## Supplied text
With the new year just around the corner, some people find that they are assessing the past year, as well as looking toward the new ones. I was listening to a friend do this the other day, and I felt obliged to stop her.
You see, her conversation was peppered with “I should”.
I don’t like the word SHOULD, because it implies a sense of doing something you’re not doing, or that you feel obligated to do. Examples:
I should clean the gutters.
I should take a course in y.
I should catch up on the backlog of magazines.
I should visit my family.
I should clean out my closets.
I should exercise more.
I should eat better.
The problem with SHOULD is that it expresses an obligation. The obligation may be true, that someone expects something, or the obligation may be imaginary, in the case where we hold ourselves to something. Obligations are great, but they are better if they are a WANT.
Wants express a desire to accomplish, rather than an obligation.
Questions to Ask When You Find Yourself with “Should”
It is better to get to the root of the shoulds as soon as possible, and either convert them to wants, or discard them.
Who says I should clean the gutters? Is it someone that has a stake in it (like a gutter cleaning company)? Is it someone who is trying to pass off work on you because they don’t want to do it? Is it an expectation you are putting on yourself?
Figuring out who is directing the should will provide some clarity.
Is It Meaningful to You?
Is the activity meaningful to you? Is it meaningful to take a course in a new skill? Are you truly interested?
Activities that have no personal meaning are probably going to be difficult to translate into a want.
Is It Right For You?
One of my friends was pressured to go to pharmacy school because his grandfather was a pharmacist. My friend wanted to do computer programming, but took the basic courses for pharmacy. But his heart wasn’t in it, and he ended up leaving university.

(Collection entries)
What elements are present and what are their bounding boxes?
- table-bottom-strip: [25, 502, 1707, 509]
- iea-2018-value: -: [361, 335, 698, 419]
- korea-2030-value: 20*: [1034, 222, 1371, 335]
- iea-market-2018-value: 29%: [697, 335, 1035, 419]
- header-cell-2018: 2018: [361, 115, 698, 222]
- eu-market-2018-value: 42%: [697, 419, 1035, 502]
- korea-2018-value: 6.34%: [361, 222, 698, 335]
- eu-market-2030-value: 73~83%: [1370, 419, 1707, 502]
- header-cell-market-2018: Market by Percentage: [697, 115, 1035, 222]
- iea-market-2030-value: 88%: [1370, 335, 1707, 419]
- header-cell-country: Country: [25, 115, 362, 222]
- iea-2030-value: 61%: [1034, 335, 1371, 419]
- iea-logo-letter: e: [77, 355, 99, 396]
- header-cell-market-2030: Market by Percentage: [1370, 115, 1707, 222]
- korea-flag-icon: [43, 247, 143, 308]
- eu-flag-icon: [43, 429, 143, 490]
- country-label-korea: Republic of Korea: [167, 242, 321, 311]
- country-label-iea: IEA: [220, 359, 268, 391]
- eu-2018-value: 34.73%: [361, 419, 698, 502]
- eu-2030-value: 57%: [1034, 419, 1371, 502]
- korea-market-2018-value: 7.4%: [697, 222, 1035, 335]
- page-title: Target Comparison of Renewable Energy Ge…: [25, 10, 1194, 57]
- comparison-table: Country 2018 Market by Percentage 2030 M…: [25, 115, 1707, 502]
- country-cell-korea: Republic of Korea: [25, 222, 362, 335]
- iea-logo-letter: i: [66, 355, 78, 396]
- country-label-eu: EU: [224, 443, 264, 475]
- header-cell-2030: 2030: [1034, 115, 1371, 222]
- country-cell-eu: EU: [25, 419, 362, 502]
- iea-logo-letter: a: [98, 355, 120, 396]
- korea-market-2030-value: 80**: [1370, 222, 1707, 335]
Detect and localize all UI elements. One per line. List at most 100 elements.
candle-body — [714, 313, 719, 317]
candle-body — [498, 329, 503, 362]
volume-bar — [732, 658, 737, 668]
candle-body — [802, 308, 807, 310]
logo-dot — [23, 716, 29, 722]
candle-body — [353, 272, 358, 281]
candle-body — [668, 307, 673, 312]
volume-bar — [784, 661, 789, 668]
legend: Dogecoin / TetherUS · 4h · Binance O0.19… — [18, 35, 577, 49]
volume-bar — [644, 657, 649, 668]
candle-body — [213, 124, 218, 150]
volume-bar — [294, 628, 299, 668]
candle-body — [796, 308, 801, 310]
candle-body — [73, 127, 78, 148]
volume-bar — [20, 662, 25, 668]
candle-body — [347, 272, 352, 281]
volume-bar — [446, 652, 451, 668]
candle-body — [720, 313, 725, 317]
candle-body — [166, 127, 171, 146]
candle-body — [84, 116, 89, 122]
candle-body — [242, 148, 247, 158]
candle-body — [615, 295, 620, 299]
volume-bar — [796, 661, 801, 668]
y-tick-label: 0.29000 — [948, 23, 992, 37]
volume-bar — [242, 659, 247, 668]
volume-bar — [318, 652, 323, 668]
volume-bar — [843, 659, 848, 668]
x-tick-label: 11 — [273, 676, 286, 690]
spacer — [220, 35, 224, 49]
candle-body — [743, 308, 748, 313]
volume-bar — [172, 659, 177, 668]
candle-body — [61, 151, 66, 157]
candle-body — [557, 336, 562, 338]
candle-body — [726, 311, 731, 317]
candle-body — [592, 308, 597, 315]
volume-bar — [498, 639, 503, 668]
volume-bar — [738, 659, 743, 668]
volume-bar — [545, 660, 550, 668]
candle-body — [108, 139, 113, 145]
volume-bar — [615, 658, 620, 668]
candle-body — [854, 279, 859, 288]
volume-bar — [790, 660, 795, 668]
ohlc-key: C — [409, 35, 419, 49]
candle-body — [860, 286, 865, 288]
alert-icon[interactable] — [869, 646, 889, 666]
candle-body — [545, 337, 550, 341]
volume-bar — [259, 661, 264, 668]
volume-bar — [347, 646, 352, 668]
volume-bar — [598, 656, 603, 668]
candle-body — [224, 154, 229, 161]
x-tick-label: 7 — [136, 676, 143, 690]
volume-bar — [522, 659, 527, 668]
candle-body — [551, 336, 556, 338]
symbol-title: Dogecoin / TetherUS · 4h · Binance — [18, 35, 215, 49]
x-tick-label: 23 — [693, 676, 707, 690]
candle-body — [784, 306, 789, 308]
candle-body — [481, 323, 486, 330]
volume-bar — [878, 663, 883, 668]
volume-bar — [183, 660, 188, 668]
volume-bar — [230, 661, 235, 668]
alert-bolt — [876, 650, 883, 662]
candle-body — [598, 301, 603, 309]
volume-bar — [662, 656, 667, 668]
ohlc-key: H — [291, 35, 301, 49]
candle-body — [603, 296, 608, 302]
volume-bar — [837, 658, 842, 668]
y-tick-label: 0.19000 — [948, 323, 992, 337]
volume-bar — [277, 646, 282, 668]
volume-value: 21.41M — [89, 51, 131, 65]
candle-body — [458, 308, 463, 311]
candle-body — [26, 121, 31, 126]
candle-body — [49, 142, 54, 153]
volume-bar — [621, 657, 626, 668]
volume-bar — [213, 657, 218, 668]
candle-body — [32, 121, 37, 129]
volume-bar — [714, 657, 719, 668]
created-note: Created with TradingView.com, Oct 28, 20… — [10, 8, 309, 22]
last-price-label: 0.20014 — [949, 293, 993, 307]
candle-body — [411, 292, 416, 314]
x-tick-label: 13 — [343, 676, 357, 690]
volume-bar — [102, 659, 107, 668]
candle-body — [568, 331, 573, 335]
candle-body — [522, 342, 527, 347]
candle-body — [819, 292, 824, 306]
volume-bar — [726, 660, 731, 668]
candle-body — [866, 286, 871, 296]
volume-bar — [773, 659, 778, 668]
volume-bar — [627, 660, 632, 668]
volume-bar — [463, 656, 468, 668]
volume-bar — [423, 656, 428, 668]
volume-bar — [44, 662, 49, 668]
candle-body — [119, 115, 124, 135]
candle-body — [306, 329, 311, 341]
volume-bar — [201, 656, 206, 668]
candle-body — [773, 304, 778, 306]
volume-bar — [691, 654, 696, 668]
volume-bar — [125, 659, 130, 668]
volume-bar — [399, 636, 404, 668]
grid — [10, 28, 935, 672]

## Problems to work on
A: From the essay on the word "should," write out the passage that begins at the words "I should exercise" and stops after the words "It Meaningful to You?".
B: Answer these questions from the essay on the word "should":
(i) What do wants express, rather than an obligation?
(ii) What will figuring out who is directing the should provide?
(iii) What was the occupation of the grandfather of the friend who was pressured to go to pharmacy school?

## Responses in order
A:
I should exercise more.
I should eat better.
The problem with SHOULD is that it expresses an obligation. The obligation may be true, that someone expects something, or the obligation may be imaginary, in the case where we hold ourselves to something. Obligations are great, but they are better if they are a WANT.
Wants express a desire to accomplish, rather than an obligation.
Questions to Ask When You Find Yourself with “Should”
It is better to get to the root of the shoulds as soon as possible, and either convert them to wants, or discard them.
Who says I should clean the gutters? Is it someone that has a stake in it (like a gutter cleaning company)? Is it someone who is trying to pass off work on you because they don’t want to do it? Is it an expectation you are putting on yourself?
Figuring out who is directing the should will provide some clarity.
Is It Meaningful to You?

B:
(i) A desire to accomplish.
(ii) Some clarity.
(iii) He was a pharmacist.